* Start Records for this exercise *

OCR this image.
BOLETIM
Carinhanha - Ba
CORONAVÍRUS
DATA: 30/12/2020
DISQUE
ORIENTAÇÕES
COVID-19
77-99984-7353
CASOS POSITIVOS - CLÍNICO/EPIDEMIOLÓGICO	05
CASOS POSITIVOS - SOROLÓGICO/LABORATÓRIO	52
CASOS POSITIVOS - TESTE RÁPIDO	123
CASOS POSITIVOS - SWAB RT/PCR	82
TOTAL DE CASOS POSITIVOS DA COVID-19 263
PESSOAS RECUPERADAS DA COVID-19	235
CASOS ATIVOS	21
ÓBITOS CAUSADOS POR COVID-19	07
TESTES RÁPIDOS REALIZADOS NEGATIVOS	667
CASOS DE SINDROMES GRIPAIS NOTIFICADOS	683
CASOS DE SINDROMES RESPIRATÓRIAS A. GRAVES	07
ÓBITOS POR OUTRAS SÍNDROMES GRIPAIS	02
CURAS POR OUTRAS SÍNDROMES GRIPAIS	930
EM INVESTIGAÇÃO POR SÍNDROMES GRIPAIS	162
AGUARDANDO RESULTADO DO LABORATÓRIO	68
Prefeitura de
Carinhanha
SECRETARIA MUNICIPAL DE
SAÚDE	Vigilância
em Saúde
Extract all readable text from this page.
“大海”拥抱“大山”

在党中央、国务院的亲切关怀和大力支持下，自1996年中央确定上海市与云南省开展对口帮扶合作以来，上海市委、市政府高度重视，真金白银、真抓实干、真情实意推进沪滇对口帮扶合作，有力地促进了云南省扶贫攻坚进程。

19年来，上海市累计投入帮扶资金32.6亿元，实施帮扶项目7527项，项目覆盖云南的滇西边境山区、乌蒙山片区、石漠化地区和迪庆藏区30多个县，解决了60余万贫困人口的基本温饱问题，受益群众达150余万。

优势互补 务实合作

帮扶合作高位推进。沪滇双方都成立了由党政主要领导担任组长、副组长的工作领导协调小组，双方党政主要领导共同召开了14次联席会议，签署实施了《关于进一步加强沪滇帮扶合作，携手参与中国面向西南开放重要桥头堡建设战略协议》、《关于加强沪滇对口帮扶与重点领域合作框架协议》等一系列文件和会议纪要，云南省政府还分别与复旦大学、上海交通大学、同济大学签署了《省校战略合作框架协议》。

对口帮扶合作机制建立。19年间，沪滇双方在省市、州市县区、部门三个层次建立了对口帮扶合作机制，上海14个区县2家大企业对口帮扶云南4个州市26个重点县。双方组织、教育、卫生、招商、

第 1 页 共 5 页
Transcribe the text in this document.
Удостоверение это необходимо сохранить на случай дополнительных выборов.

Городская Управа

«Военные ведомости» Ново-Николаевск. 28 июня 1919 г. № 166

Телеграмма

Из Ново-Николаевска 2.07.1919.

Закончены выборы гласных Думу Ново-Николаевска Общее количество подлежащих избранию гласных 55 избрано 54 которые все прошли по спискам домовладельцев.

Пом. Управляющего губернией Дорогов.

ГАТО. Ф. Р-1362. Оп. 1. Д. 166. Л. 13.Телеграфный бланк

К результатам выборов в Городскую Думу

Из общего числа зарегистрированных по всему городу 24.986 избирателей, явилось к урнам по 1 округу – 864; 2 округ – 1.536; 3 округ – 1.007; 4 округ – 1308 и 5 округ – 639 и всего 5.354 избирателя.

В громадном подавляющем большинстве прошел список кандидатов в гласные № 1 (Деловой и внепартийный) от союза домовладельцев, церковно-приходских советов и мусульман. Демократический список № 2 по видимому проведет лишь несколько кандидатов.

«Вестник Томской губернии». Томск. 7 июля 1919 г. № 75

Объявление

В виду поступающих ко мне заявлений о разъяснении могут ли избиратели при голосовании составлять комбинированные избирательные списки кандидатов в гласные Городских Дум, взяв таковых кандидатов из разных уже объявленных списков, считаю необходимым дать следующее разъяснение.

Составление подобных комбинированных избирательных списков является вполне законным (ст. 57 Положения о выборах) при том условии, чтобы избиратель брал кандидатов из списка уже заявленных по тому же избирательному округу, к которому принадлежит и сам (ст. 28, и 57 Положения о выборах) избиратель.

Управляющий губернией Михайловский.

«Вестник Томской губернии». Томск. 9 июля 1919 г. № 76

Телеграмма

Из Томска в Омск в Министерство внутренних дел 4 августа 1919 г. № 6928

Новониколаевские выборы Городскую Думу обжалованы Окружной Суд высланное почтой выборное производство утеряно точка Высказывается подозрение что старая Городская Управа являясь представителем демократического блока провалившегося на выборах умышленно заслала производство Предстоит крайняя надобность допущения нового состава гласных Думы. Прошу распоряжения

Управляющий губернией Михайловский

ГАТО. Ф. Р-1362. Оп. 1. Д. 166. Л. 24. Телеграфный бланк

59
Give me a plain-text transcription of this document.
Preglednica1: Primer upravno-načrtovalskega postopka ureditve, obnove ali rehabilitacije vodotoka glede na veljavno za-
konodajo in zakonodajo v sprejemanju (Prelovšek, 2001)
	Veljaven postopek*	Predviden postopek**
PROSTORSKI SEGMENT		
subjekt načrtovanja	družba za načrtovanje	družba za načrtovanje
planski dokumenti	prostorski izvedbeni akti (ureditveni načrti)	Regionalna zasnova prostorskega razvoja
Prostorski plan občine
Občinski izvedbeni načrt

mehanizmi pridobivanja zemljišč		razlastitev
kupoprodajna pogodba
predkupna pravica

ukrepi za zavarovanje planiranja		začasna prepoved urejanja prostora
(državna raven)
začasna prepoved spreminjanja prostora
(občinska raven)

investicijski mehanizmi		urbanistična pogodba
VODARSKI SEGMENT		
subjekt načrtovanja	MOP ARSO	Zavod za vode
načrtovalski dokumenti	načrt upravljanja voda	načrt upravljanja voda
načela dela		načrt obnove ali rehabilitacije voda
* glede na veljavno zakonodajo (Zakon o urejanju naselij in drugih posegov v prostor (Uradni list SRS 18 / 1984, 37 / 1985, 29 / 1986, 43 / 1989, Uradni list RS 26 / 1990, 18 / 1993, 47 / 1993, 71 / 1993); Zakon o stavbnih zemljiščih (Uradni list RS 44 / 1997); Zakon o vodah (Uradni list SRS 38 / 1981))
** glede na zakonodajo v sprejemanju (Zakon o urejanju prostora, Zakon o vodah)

* End Records for this exercise *

Recite the full listing above exactly.

Written response —
OCR this image.
BOLETIM
Carinhanha - Ba
CORONAVÍRUS
DATA: 30/12/2020
DISQUE
ORIENTAÇÕES
COVID-19
77-99984-7353
CASOS POSITIVOS - CLÍNICO/EPIDEMIOLÓGICO	05
CASOS POSITIVOS - SOROLÓGICO/LABORATÓRIO	52
CASOS POSITIVOS - TESTE RÁPIDO	123
CASOS POSITIVOS - SWAB RT/PCR	82
TOTAL DE CASOS POSITIVOS DA COVID-19 263
PESSOAS RECUPERADAS DA COVID-19	235
CASOS ATIVOS	21
ÓBITOS CAUSADOS POR COVID-19	07
TESTES RÁPIDOS REALIZADOS NEGATIVOS	667
CASOS DE SINDROMES GRIPAIS NOTIFICADOS	683
CASOS DE SINDROMES RESPIRATÓRIAS A. GRAVES	07
ÓBITOS POR OUTRAS SÍNDROMES GRIPAIS	02
CURAS POR OUTRAS SÍNDROMES GRIPAIS	930
EM INVESTIGAÇÃO POR SÍNDROMES GRIPAIS	162
AGUARDANDO RESULTADO DO LABORATÓRIO	68
Prefeitura de
Carinhanha
SECRETARIA MUNICIPAL DE
SAÚDE	Vigilância
em Saúde
Extract all readable text from this page.
“大海”拥抱“大山”

在党中央、国务院的亲切关怀和大力支持下，自1996年中央确定上海市与云南省开展对口帮扶合作以来，上海市委、市政府高度重视，真金白银、真抓实干、真情实意推进沪滇对口帮扶合作，有力地促进了云南省扶贫攻坚进程。

19年来，上海市累计投入帮扶资金32.6亿元，实施帮扶项目7527项，项目覆盖云南的滇西边境山区、乌蒙山片区、石漠化地区和迪庆藏区30多个县，解决了60余万贫困人口的基本温饱问题，受益群众达150余万。

优势互补 务实合作

帮扶合作高位推进。沪滇双方都成立了由党政主要领导担任组长、副组长的工作领导协调小组，双方党政主要领导共同召开了14次联席会议，签署实施了《关于进一步加强沪滇帮扶合作，携手参与中国面向西南开放重要桥头堡建设战略协议》、《关于加强沪滇对口帮扶与重点领域合作框架协议》等一系列文件和会议纪要，云南省政府还分别与复旦大学、上海交通大学、同济大学签署了《省校战略合作框架协议》。

对口帮扶合作机制建立。19年间，沪滇双方在省市、州市县区、部门三个层次建立了对口帮扶合作机制，上海14个区县2家大企业对口帮扶云南4个州市26个重点县。双方组织、教育、卫生、招商、

第 1 页 共 5 页
Transcribe the text in this document.
Удостоверение это необходимо сохранить на случай дополнительных выборов.

Городская Управа

«Военные ведомости» Ново-Николаевск. 28 июня 1919 г. № 166

Телеграмма

Из Ново-Николаевска 2.07.1919.

Закончены выборы гласных Думу Ново-Николаевска Общее количество подлежащих избранию гласных 55 избрано 54 которые все прошли по спискам домовладельцев.

Пом. Управляющего губернией Дорогов.

ГАТО. Ф. Р-1362. Оп. 1. Д. 166. Л. 13.Телеграфный бланк

К результатам выборов в Городскую Думу

Из общего числа зарегистрированных по всему городу 24.986 избирателей, явилось к урнам по 1 округу – 864; 2 округ – 1.536; 3 округ – 1.007; 4 округ – 1308 и 5 округ – 639 и всего 5.354 избирателя.

В громадном подавляющем большинстве прошел список кандидатов в гласные № 1 (Деловой и внепартийный) от союза домовладельцев, церковно-приходских советов и мусульман. Демократический список № 2 по видимому проведет лишь несколько кандидатов.

«Вестник Томской губернии». Томск. 7 июля 1919 г. № 75

Объявление

В виду поступающих ко мне заявлений о разъяснении могут ли избиратели при голосовании составлять комбинированные избирательные списки кандидатов в гласные Городских Дум, взяв таковых кандидатов из разных уже объявленных списков, считаю необходимым дать следующее разъяснение.

Составление подобных комбинированных избирательных списков является вполне законным (ст. 57 Положения о выборах) при том условии, чтобы избиратель брал кандидатов из списка уже заявленных по тому же избирательному округу, к которому принадлежит и сам (ст. 28, и 57 Положения о выборах) избиратель.

Управляющий губернией Михайловский.

«Вестник Томской губернии». Томск. 9 июля 1919 г. № 76

Телеграмма

Из Томска в Омск в Министерство внутренних дел 4 августа 1919 г. № 6928

Новониколаевские выборы Городскую Думу обжалованы Окружной Суд высланное почтой выборное производство утеряно точка Высказывается подозрение что старая Городская Управа являясь представителем демократического блока провалившегося на выборах умышленно заслала производство Предстоит крайняя надобность допущения нового состава гласных Думы. Прошу распоряжения

Управляющий губернией Михайловский

ГАТО. Ф. Р-1362. Оп. 1. Д. 166. Л. 24. Телеграфный бланк

59
Give me a plain-text transcription of this document.
Preglednica1: Primer upravno-načrtovalskega postopka ureditve, obnove ali rehabilitacije vodotoka glede na veljavno za-
konodajo in zakonodajo v sprejemanju (Prelovšek, 2001)
	Veljaven postopek*	Predviden postopek**
PROSTORSKI SEGMENT		
subjekt načrtovanja	družba za načrtovanje	družba za načrtovanje
planski dokumenti	prostorski izvedbeni akti (ureditveni načrti)	Regionalna zasnova prostorskega razvoja
Prostorski plan občine
Občinski izvedbeni načrt

mehanizmi pridobivanja zemljišč		razlastitev
kupoprodajna pogodba
predkupna pravica

ukrepi za zavarovanje planiranja		začasna prepoved urejanja prostora
(državna raven)
začasna prepoved spreminjanja prostora
(občinska raven)

investicijski mehanizmi		urbanistična pogodba
VODARSKI SEGMENT		
subjekt načrtovanja	MOP ARSO	Zavod za vode
načrtovalski dokumenti	načrt upravljanja voda	načrt upravljanja voda
načela dela		načrt obnove ali rehabilitacije voda
* glede na veljavno zakonodajo (Zakon o urejanju naselij in drugih posegov v prostor (Uradni list SRS 18 / 1984, 37 / 1985, 29 / 1986, 43 / 1989, Uradni list RS 26 / 1990, 18 / 1993, 47 / 1993, 71 / 1993); Zakon o stavbnih zemljiščih (Uradni list RS 44 / 1997); Zakon o vodah (Uradni list SRS 38 / 1981))
** glede na zakonodajo v sprejemanju (Zakon o urejanju prostora, Zakon o vodah)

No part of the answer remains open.